- [Required task] Say how many lines include the word "will", using only a number.

⁂

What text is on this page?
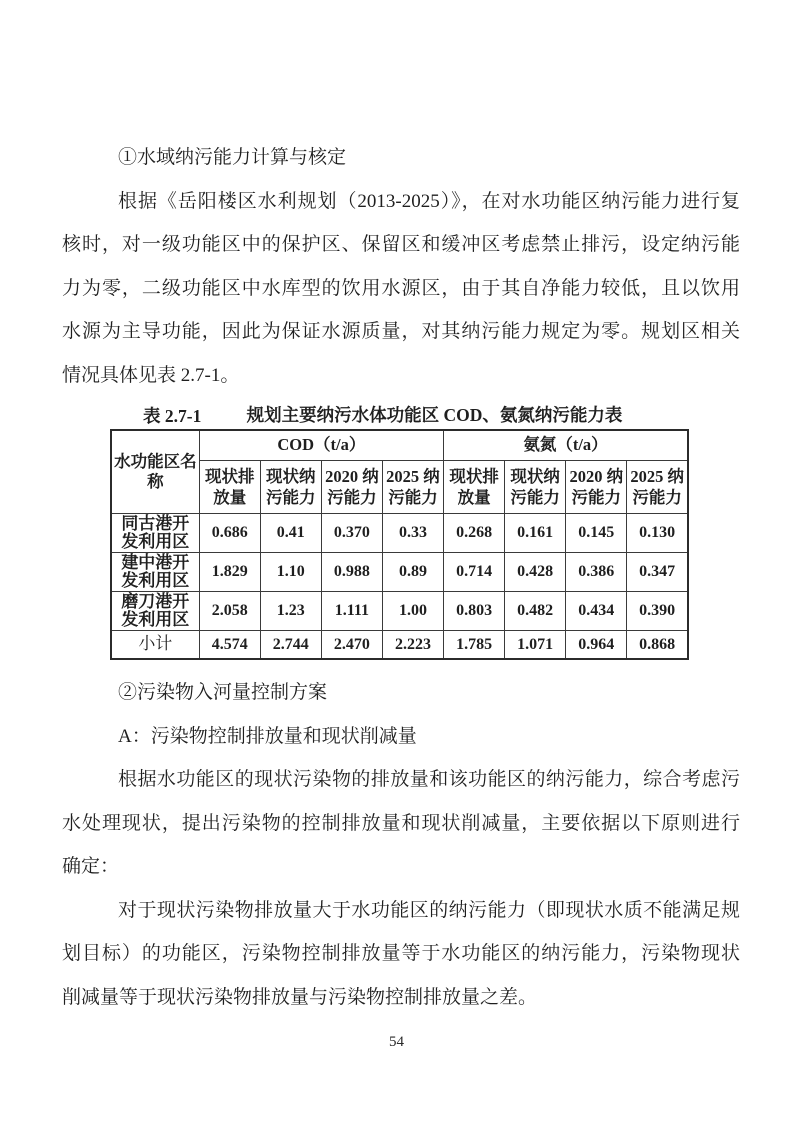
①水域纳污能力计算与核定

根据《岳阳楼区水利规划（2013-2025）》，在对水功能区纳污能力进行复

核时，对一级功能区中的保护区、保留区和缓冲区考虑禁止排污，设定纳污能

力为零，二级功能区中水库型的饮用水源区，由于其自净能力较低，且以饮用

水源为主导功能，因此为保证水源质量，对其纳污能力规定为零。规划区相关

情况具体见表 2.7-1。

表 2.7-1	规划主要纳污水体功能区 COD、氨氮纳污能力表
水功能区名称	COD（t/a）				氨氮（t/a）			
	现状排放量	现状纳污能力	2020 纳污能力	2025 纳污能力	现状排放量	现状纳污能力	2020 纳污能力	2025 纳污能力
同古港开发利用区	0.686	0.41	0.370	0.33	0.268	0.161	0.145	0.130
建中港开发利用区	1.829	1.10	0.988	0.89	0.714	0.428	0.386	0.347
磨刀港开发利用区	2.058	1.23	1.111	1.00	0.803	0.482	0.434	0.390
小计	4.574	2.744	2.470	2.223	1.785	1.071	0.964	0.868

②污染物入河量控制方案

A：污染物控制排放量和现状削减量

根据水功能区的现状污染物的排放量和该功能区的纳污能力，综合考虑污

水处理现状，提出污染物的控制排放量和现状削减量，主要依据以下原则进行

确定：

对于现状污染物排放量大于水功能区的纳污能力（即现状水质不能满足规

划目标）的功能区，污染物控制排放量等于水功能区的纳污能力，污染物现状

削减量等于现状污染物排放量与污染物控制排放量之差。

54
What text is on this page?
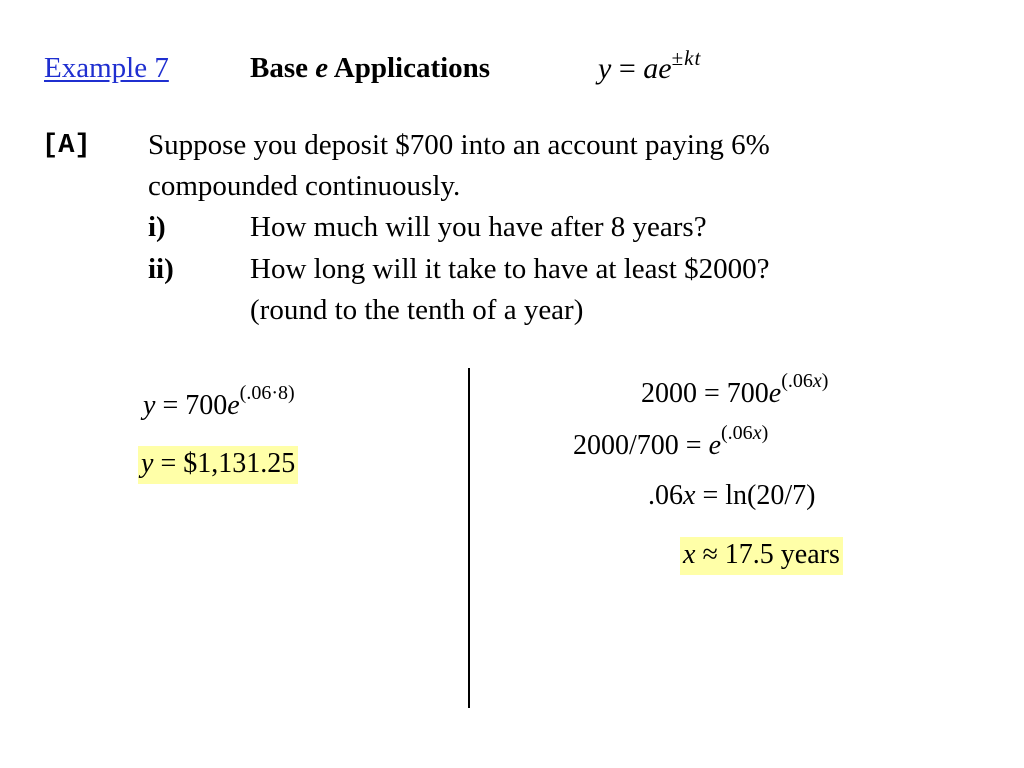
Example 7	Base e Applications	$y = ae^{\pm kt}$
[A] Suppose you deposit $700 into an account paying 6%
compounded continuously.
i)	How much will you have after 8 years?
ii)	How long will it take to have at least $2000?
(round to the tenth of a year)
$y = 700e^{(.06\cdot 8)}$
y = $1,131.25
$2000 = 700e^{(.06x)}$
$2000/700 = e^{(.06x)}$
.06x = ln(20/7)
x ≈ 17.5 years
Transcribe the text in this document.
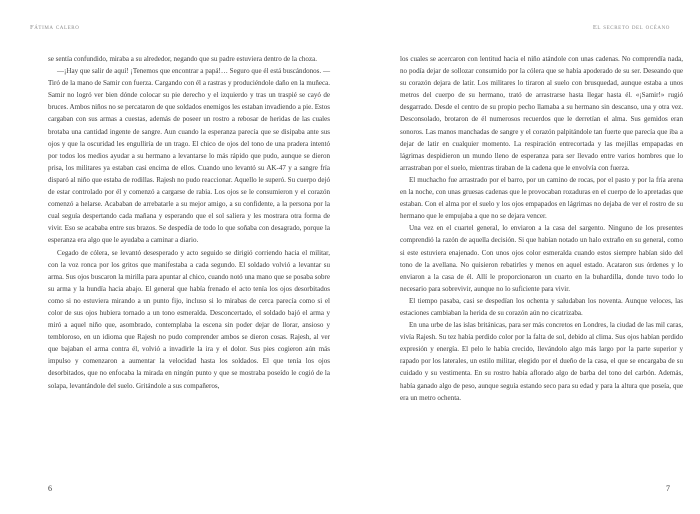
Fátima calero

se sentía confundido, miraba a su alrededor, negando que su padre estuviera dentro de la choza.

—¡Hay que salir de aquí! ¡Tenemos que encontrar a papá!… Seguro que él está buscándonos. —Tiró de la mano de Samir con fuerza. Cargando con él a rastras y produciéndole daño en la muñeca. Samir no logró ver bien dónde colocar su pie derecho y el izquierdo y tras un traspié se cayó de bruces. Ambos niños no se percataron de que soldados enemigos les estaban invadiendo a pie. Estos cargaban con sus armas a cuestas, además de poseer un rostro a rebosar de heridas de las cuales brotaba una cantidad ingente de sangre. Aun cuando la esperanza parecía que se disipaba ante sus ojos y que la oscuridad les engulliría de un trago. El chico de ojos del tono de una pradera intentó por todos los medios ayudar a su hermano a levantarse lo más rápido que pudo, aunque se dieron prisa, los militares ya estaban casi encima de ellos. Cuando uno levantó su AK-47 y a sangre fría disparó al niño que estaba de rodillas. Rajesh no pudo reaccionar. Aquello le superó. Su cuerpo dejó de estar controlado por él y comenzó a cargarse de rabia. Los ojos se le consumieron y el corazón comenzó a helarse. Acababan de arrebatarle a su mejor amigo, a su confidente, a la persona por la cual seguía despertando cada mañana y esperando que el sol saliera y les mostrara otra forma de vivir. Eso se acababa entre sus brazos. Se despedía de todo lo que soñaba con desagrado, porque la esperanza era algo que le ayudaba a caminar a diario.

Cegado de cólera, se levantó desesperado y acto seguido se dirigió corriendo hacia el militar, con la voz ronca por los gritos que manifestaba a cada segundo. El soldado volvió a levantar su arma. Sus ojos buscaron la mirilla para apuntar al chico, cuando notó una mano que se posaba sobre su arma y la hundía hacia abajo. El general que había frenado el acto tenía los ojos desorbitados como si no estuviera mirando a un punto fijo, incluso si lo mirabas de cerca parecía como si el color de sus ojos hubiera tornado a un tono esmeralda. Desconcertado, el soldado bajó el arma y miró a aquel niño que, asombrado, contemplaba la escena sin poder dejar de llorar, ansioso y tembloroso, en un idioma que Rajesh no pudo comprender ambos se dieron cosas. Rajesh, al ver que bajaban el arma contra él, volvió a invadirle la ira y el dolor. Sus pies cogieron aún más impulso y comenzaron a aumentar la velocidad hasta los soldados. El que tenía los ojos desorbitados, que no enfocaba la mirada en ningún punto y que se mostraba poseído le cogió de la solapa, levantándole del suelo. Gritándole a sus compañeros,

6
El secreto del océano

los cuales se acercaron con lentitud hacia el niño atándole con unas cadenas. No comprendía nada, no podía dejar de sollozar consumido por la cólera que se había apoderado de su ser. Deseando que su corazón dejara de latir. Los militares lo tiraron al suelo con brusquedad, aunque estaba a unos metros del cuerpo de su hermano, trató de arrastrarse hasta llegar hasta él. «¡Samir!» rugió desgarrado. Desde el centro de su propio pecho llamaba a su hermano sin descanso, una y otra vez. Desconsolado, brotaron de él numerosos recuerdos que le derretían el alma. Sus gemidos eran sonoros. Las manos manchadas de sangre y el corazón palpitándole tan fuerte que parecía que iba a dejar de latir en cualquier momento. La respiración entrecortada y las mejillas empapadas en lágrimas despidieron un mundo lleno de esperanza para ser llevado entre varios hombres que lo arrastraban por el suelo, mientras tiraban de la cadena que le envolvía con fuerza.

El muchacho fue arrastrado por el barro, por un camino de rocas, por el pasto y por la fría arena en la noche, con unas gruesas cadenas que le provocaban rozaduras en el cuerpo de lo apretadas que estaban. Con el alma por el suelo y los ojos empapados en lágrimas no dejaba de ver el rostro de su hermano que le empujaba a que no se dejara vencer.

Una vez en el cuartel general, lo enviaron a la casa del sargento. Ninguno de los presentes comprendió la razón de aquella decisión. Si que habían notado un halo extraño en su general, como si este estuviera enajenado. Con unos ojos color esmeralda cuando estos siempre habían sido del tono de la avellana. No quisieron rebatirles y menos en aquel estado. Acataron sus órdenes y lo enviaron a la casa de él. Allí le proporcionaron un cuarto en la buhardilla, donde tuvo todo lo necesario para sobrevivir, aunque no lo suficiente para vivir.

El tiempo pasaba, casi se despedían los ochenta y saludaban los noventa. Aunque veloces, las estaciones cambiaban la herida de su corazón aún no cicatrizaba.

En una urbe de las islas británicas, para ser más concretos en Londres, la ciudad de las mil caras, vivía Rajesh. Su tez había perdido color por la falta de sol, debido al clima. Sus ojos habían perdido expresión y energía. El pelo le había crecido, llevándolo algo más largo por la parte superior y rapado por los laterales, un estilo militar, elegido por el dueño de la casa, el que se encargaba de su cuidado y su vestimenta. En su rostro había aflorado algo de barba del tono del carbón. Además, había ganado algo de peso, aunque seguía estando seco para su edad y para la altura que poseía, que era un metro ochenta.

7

⁂

- [Finished task] 2